Exercise task
The entries that follow should be written out exactly.

--- start Records for this exercise ---

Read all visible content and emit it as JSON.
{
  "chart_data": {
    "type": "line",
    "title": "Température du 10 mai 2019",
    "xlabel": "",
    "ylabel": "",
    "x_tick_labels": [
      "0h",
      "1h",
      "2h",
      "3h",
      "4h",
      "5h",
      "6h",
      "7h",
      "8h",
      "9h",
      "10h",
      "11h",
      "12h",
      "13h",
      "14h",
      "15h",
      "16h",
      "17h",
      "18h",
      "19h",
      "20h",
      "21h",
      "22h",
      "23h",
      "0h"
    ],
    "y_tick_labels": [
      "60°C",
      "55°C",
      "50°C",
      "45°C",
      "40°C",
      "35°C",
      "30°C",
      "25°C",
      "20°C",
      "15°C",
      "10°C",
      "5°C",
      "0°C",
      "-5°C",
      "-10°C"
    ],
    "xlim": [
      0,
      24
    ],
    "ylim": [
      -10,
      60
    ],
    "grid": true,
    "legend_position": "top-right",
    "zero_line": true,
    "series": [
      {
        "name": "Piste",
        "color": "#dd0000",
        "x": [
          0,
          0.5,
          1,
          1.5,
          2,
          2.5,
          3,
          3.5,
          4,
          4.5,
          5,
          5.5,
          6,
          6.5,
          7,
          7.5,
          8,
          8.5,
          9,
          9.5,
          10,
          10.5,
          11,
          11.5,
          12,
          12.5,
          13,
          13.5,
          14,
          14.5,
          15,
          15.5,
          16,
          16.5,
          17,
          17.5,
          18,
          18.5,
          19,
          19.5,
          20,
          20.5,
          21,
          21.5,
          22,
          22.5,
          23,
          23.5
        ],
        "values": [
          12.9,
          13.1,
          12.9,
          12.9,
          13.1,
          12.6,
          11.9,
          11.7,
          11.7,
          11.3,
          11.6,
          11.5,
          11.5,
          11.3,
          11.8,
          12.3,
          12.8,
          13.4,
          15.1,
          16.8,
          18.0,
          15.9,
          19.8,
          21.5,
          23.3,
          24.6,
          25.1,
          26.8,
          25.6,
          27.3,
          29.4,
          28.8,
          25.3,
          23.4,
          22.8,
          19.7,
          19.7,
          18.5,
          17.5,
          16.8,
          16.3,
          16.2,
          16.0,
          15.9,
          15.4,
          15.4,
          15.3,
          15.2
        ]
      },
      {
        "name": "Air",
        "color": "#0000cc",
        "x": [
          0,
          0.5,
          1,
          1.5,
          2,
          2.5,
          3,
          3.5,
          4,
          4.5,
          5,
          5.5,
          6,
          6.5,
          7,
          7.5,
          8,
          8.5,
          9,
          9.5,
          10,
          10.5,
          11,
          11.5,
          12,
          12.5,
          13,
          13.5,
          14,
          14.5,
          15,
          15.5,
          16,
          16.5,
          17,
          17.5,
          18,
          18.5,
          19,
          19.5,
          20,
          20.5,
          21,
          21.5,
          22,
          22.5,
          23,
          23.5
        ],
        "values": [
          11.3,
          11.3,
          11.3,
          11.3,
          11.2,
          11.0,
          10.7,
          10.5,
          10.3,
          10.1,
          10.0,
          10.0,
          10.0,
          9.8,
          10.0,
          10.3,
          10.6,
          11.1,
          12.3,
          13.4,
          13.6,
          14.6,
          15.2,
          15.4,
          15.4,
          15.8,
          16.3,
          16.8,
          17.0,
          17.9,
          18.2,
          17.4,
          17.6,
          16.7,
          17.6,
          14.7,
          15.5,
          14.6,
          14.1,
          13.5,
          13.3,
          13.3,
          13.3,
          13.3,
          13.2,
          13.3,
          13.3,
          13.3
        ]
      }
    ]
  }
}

--- end Records for this exercise ---

Right answer
Read all visible content and emit it as JSON.
{
  "chart_data": {
    "type": "line",
    "title": "Température du 10 mai 2019",
    "xlabel": "",
    "ylabel": "",
    "x_tick_labels": [
      "0h",
      "1h",
      "2h",
      "3h",
      "4h",
      "5h",
      "6h",
      "7h",
      "8h",
      "9h",
      "10h",
      "11h",
      "12h",
      "13h",
      "14h",
      "15h",
      "16h",
      "17h",
      "18h",
      "19h",
      "20h",
      "21h",
      "22h",
      "23h",
      "0h"
    ],
    "y_tick_labels": [
      "60°C",
      "55°C",
      "50°C",
      "45°C",
      "40°C",
      "35°C",
      "30°C",
      "25°C",
      "20°C",
      "15°C",
      "10°C",
      "5°C",
      "0°C",
      "-5°C",
      "-10°C"
    ],
    "xlim": [
      0,
      24
    ],
    "ylim": [
      -10,
      60
    ],
    "grid": true,
    "legend_position": "top-right",
    "zero_line": true,
    "series": [
      {
        "name": "Piste",
        "color": "#dd0000",
        "x": [
          0,
          0.5,
          1,
          1.5,
          2,
          2.5,
          3,
          3.5,
          4,
          4.5,
          5,
          5.5,
          6,
          6.5,
          7,
          7.5,
          8,
          8.5,
          9,
          9.5,
          10,
          10.5,
          11,
          11.5,
          12,
          12.5,
          13,
          13.5,
          14,
          14.5,
          15,
          15.5,
          16,
          16.5,
          17,
          17.5,
          18,
          18.5,
          19,
          19.5,
          20,
          20.5,
          21,
          21.5,
          22,
          22.5,
          23,
          23.5
        ],
        "values": [
          12.9,
          13.1,
          12.9,
          12.9,
          13.1,
          12.6,
          11.9,
          11.7,
          11.7,
          11.3,
          11.6,
          11.5,
          11.5,
          11.3,
          11.8,
          12.3,
          12.8,
          13.4,
          15.1,
          16.8,
          18.0,
          15.9,
          19.8,
          21.5,
          23.3,
          24.6,
          25.1,
          26.8,
          25.6,
          27.3,
          29.4,
          28.8,
          25.3,
          23.4,
          22.8,
          19.7,
          19.7,
          18.5,
          17.5,
          16.8,
          16.3,
          16.2,
          16.0,
          15.9,
          15.4,
          15.4,
          15.3,
          15.2
        ]
      },
      {
        "name": "Air",
        "color": "#0000cc",
        "x": [
          0,
          0.5,
          1,
          1.5,
          2,
          2.5,
          3,
          3.5,
          4,
          4.5,
          5,
          5.5,
          6,
          6.5,
          7,
          7.5,
          8,
          8.5,
          9,
          9.5,
          10,
          10.5,
          11,
          11.5,
          12,
          12.5,
          13,
          13.5,
          14,
          14.5,
          15,
          15.5,
          16,
          16.5,
          17,
          17.5,
          18,
          18.5,
          19,
          19.5,
          20,
          20.5,
          21,
          21.5,
          22,
          22.5,
          23,
          23.5
        ],
        "values": [
          11.3,
          11.3,
          11.3,
          11.3,
          11.2,
          11.0,
          10.7,
          10.5,
          10.3,
          10.1,
          10.0,
          10.0,
          10.0,
          9.8,
          10.0,
          10.3,
          10.6,
          11.1,
          12.3,
          13.4,
          13.6,
          14.6,
          15.2,
          15.4,
          15.4,
          15.8,
          16.3,
          16.8,
          17.0,
          17.9,
          18.2,
          17.4,
          17.6,
          16.7,
          17.6,
          14.7,
          15.5,
          14.6,
          14.1,
          13.5,
          13.3,
          13.3,
          13.3,
          13.3,
          13.2,
          13.3,
          13.3,
          13.3
        ]
      }
    ]
  }
}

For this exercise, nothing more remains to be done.